# WHAT THE EXERCISE ASKS:
All entries are to be given again verbatim.

# PROVIDED DATA:
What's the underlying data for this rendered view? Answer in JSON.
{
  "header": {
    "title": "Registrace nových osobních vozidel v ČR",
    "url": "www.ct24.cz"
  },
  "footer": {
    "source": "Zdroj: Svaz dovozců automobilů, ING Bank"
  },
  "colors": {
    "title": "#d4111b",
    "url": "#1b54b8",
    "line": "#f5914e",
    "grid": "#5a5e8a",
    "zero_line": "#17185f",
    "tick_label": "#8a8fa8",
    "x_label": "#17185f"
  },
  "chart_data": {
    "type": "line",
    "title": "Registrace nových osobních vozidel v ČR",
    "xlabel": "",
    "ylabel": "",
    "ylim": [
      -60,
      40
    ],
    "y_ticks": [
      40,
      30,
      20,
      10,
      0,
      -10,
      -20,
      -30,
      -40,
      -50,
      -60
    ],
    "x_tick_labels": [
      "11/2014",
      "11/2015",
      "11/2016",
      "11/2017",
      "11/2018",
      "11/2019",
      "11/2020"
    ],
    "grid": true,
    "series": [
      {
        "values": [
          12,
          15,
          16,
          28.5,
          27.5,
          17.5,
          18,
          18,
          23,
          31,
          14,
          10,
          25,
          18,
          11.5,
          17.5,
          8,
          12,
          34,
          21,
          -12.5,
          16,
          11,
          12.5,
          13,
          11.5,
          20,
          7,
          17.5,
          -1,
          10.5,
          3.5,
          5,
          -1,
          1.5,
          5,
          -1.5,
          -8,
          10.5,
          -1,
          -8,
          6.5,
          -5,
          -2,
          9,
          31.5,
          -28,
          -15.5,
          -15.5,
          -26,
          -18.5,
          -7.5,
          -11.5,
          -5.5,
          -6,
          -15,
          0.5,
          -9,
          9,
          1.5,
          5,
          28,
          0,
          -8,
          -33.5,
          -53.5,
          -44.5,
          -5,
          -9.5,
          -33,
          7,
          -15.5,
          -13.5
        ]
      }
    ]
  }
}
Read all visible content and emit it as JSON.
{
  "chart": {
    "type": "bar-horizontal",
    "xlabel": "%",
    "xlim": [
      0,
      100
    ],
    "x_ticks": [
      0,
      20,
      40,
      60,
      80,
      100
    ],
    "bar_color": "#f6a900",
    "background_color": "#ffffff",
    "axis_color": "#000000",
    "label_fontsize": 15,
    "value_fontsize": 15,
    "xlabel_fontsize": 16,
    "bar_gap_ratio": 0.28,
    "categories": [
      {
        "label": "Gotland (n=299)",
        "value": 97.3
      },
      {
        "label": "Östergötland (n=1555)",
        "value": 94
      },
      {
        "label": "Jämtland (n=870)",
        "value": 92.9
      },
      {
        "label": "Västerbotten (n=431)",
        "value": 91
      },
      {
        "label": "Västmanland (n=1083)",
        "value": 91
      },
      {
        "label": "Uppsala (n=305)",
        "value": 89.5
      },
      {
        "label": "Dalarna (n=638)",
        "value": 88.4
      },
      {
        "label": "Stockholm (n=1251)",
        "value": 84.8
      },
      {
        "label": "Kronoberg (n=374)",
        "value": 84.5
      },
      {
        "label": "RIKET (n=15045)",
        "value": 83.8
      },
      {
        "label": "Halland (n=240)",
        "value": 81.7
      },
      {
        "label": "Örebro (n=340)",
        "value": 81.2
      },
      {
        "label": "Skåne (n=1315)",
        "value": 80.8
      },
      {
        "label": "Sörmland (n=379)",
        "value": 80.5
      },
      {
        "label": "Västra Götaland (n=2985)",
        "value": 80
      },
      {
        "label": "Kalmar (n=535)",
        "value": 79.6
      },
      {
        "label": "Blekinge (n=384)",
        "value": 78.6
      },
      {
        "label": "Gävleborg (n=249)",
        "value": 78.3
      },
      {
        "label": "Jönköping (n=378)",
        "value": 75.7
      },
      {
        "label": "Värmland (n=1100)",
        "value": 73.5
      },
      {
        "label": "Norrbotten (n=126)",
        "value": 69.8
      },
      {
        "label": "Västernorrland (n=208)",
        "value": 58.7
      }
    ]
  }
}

# SOLUTION FOR THIS TASK:
What's the underlying data for this rendered view? Answer in JSON.
{
  "header": {
    "title": "Registrace nových osobních vozidel v ČR",
    "url": "www.ct24.cz"
  },
  "footer": {
    "source": "Zdroj: Svaz dovozců automobilů, ING Bank"
  },
  "colors": {
    "title": "#d4111b",
    "url": "#1b54b8",
    "line": "#f5914e",
    "grid": "#5a5e8a",
    "zero_line": "#17185f",
    "tick_label": "#8a8fa8",
    "x_label": "#17185f"
  },
  "chart_data": {
    "type": "line",
    "title": "Registrace nových osobních vozidel v ČR",
    "xlabel": "",
    "ylabel": "",
    "ylim": [
      -60,
      40
    ],
    "y_ticks": [
      40,
      30,
      20,
      10,
      0,
      -10,
      -20,
      -30,
      -40,
      -50,
      -60
    ],
    "x_tick_labels": [
      "11/2014",
      "11/2015",
      "11/2016",
      "11/2017",
      "11/2018",
      "11/2019",
      "11/2020"
    ],
    "grid": true,
    "series": [
      {
        "values": [
          12,
          15,
          16,
          28.5,
          27.5,
          17.5,
          18,
          18,
          23,
          31,
          14,
          10,
          25,
          18,
          11.5,
          17.5,
          8,
          12,
          34,
          21,
          -12.5,
          16,
          11,
          12.5,
          13,
          11.5,
          20,
          7,
          17.5,
          -1,
          10.5,
          3.5,
          5,
          -1,
          1.5,
          5,
          -1.5,
          -8,
          10.5,
          -1,
          -8,
          6.5,
          -5,
          -2,
          9,
          31.5,
          -28,
          -15.5,
          -15.5,
          -26,
          -18.5,
          -7.5,
          -11.5,
          -5.5,
          -6,
          -15,
          0.5,
          -9,
          9,
          1.5,
          5,
          28,
          0,
          -8,
          -33.5,
          -53.5,
          -44.5,
          -5,
          -9.5,
          -33,
          7,
          -15.5,
          -13.5
        ]
      }
    ]
  }
}
Read all visible content and emit it as JSON.
{
  "chart": {
    "type": "bar-horizontal",
    "xlabel": "%",
    "xlim": [
      0,
      100
    ],
    "x_ticks": [
      0,
      20,
      40,
      60,
      80,
      100
    ],
    "bar_color": "#f6a900",
    "background_color": "#ffffff",
    "axis_color": "#000000",
    "label_fontsize": 15,
    "value_fontsize": 15,
    "xlabel_fontsize": 16,
    "bar_gap_ratio": 0.28,
    "categories": [
      {
        "label": "Gotland (n=299)",
        "value": 97.3
      },
      {
        "label": "Östergötland (n=1555)",
        "value": 94
      },
      {
        "label": "Jämtland (n=870)",
        "value": 92.9
      },
      {
        "label": "Västerbotten (n=431)",
        "value": 91
      },
      {
        "label": "Västmanland (n=1083)",
        "value": 91
      },
      {
        "label": "Uppsala (n=305)",
        "value": 89.5
      },
      {
        "label": "Dalarna (n=638)",
        "value": 88.4
      },
      {
        "label": "Stockholm (n=1251)",
        "value": 84.8
      },
      {
        "label": "Kronoberg (n=374)",
        "value": 84.5
      },
      {
        "label": "RIKET (n=15045)",
        "value": 83.8
      },
      {
        "label": "Halland (n=240)",
        "value": 81.7
      },
      {
        "label": "Örebro (n=340)",
        "value": 81.2
      },
      {
        "label": "Skåne (n=1315)",
        "value": 80.8
      },
      {
        "label": "Sörmland (n=379)",
        "value": 80.5
      },
      {
        "label": "Västra Götaland (n=2985)",
        "value": 80
      },
      {
        "label": "Kalmar (n=535)",
        "value": 79.6
      },
      {
        "label": "Blekinge (n=384)",
        "value": 78.6
      },
      {
        "label": "Gävleborg (n=249)",
        "value": 78.3
      },
      {
        "label": "Jönköping (n=378)",
        "value": 75.7
      },
      {
        "label": "Värmland (n=1100)",
        "value": 73.5
      },
      {
        "label": "Norrbotten (n=126)",
        "value": 69.8
      },
      {
        "label": "Västernorrland (n=208)",
        "value": 58.7
      }
    ]
  }
}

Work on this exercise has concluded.